═════ DATASET RECORDS
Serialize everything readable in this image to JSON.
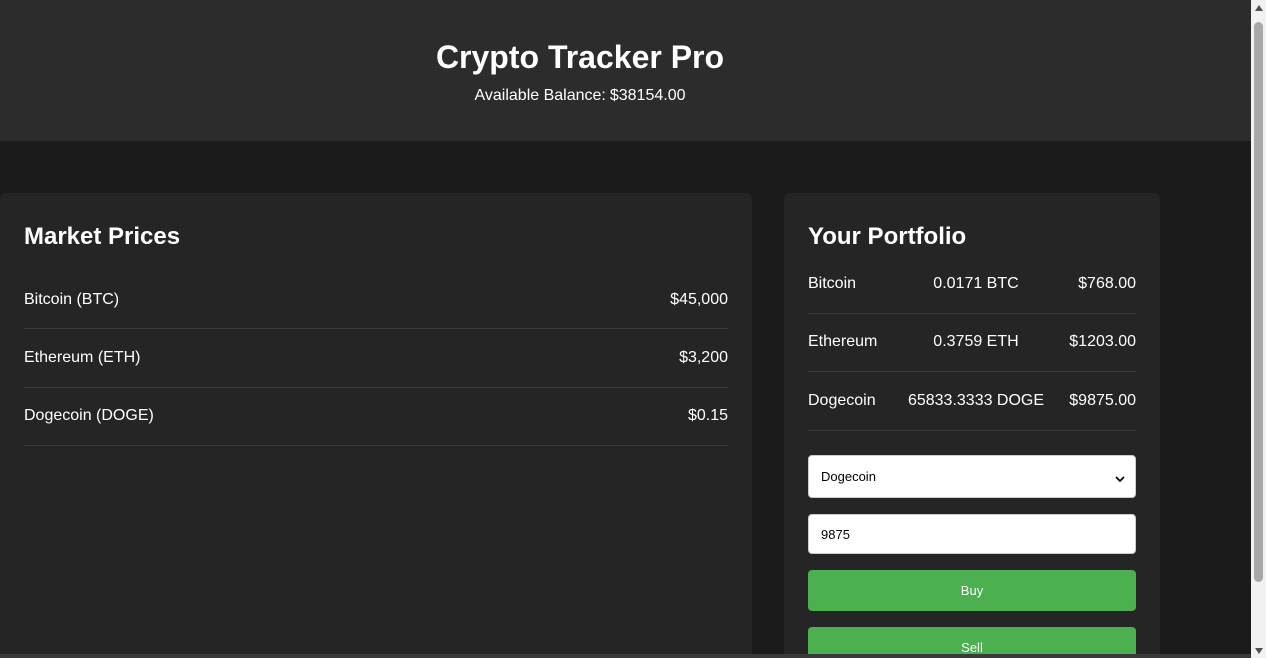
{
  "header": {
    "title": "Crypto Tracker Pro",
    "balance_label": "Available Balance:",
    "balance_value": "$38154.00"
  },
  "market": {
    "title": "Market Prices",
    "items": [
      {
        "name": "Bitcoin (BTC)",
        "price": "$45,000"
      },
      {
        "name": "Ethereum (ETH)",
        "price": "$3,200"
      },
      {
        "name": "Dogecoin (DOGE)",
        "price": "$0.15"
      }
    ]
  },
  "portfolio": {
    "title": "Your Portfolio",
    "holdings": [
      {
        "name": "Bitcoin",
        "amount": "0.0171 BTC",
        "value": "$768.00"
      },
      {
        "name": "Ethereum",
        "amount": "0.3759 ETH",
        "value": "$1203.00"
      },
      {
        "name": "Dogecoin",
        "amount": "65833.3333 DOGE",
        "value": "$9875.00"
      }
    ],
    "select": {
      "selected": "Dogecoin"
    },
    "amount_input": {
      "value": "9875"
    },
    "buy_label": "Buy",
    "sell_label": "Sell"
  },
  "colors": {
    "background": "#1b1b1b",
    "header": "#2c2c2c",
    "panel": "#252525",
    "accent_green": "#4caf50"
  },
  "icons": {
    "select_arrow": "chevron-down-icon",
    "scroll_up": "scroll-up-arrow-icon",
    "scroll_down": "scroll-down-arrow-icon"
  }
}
══════════
=== REQUIREMENT ===
Retype all of the entries exactly as written, leaving out any images.

=== WRITTEN ANSWER ===
Serialize everything readable in this image to JSON.
{
  "header": {
    "title": "Crypto Tracker Pro",
    "balance_label": "Available Balance:",
    "balance_value": "$38154.00"
  },
  "market": {
    "title": "Market Prices",
    "items": [
      {
        "name": "Bitcoin (BTC)",
        "price": "$45,000"
      },
      {
        "name": "Ethereum (ETH)",
        "price": "$3,200"
      },
      {
        "name": "Dogecoin (DOGE)",
        "price": "$0.15"
      }
    ]
  },
  "portfolio": {
    "title": "Your Portfolio",
    "holdings": [
      {
        "name": "Bitcoin",
        "amount": "0.0171 BTC",
        "value": "$768.00"
      },
      {
        "name": "Ethereum",
        "amount": "0.3759 ETH",
        "value": "$1203.00"
      },
      {
        "name": "Dogecoin",
        "amount": "65833.3333 DOGE",
        "value": "$9875.00"
      }
    ],
    "select": {
      "selected": "Dogecoin"
    },
    "amount_input": {
      "value": "9875"
    },
    "buy_label": "Buy",
    "sell_label": "Sell"
  },
  "colors": {
    "background": "#1b1b1b",
    "header": "#2c2c2c",
    "panel": "#252525",
    "accent_green": "#4caf50"
  },
  "icons": {
    "select_arrow": "chevron-down-icon",
    "scroll_up": "scroll-up-arrow-icon",
    "scroll_down": "scroll-down-arrow-icon"
  }
}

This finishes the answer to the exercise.